# PROBLEM TO SOLVE:
Transcribe the records below exactly, leaving out any pictures.

# DATA SECTION:
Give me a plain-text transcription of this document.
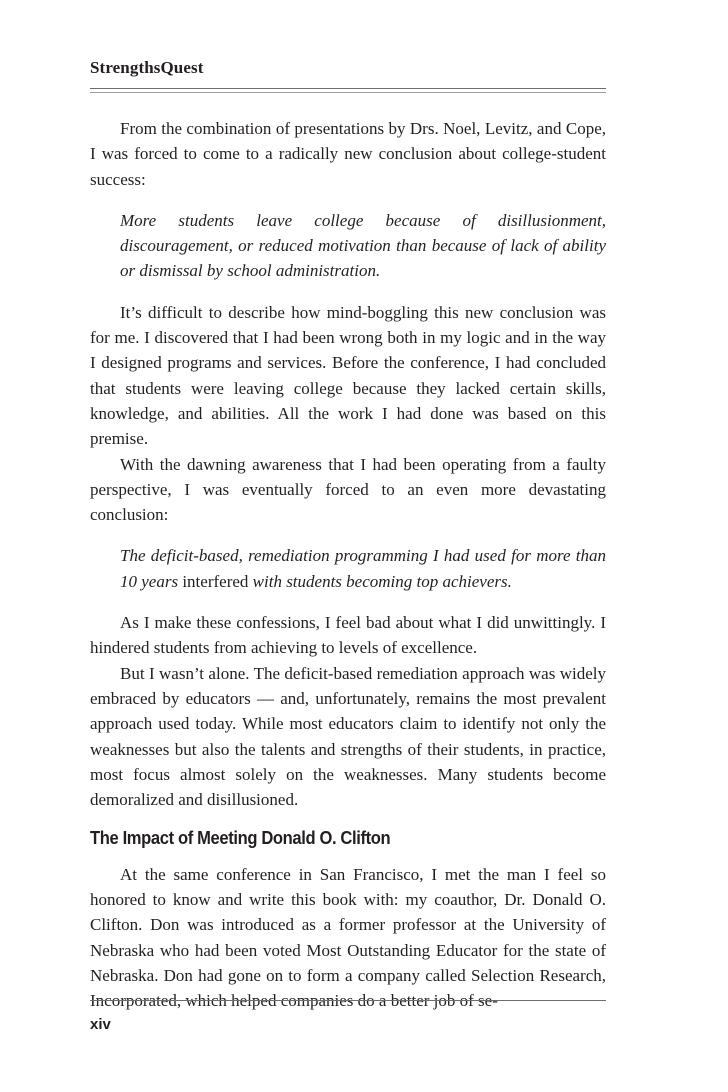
StrengthsQuest

From the combination of presentations by Drs. Noel, Levitz, and Cope, I was forced to come to a radically new conclusion about college-student success:

More students leave college because of disillusionment, discouragement, or reduced motivation than because of lack of ability or dismissal by school administration.

It’s difficult to describe how mind-boggling this new conclusion was for me. I discovered that I had been wrong both in my logic and in the way I designed programs and services. Before the conference, I had concluded that students were leaving college because they lacked certain skills, knowledge, and abilities. All the work I had done was based on this premise.

With the dawning awareness that I had been operating from a faulty perspective, I was eventually forced to an even more devastating conclusion:

The deficit-based, remediation programming I had used for more than 10 years interfered with students becoming top achievers.

As I make these confessions, I feel bad about what I did unwittingly. I hindered students from achieving to levels of excellence.

But I wasn’t alone. The deficit-based remediation approach was widely embraced by educators — and, unfortunately, remains the most prevalent approach used today. While most educators claim to identify not only the weaknesses but also the talents and strengths of their students, in practice, most focus almost solely on the weaknesses. Many students become demoralized and disillusioned.

The Impact of Meeting Donald O. Clifton

At the same conference in San Francisco, I met the man I feel so honored to know and write this book with: my coauthor, Dr. Donald O. Clifton. Don was introduced as a former professor at the University of Nebraska who had been voted Most Outstanding Educator for the state of Nebraska. Don had gone on to form a company called Selection Research, Incorporated, which helped companies do a better job of se-

xiv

# WORKED ANSWER:
Give me a plain-text transcription of this document.
StrengthsQuest

From the combination of presentations by Drs. Noel, Levitz, and Cope, I was forced to come to a radically new conclusion about college-student success:

More students leave college because of disillusionment, discouragement, or reduced motivation than because of lack of ability or dismissal by school administration.

It’s difficult to describe how mind-boggling this new conclusion was for me. I discovered that I had been wrong both in my logic and in the way I designed programs and services. Before the conference, I had concluded that students were leaving college because they lacked certain skills, knowledge, and abilities. All the work I had done was based on this premise.

With the dawning awareness that I had been operating from a faulty perspective, I was eventually forced to an even more devastating conclusion:

The deficit-based, remediation programming I had used for more than 10 years interfered with students becoming top achievers.

As I make these confessions, I feel bad about what I did unwittingly. I hindered students from achieving to levels of excellence.

But I wasn’t alone. The deficit-based remediation approach was widely embraced by educators — and, unfortunately, remains the most prevalent approach used today. While most educators claim to identify not only the weaknesses but also the talents and strengths of their students, in practice, most focus almost solely on the weaknesses. Many students become demoralized and disillusioned.

The Impact of Meeting Donald O. Clifton

At the same conference in San Francisco, I met the man I feel so honored to know and write this book with: my coauthor, Dr. Donald O. Clifton. Don was introduced as a former professor at the University of Nebraska who had been voted Most Outstanding Educator for the state of Nebraska. Don had gone on to form a company called Selection Research, Incorporated, which helped companies do a better job of se-

xiv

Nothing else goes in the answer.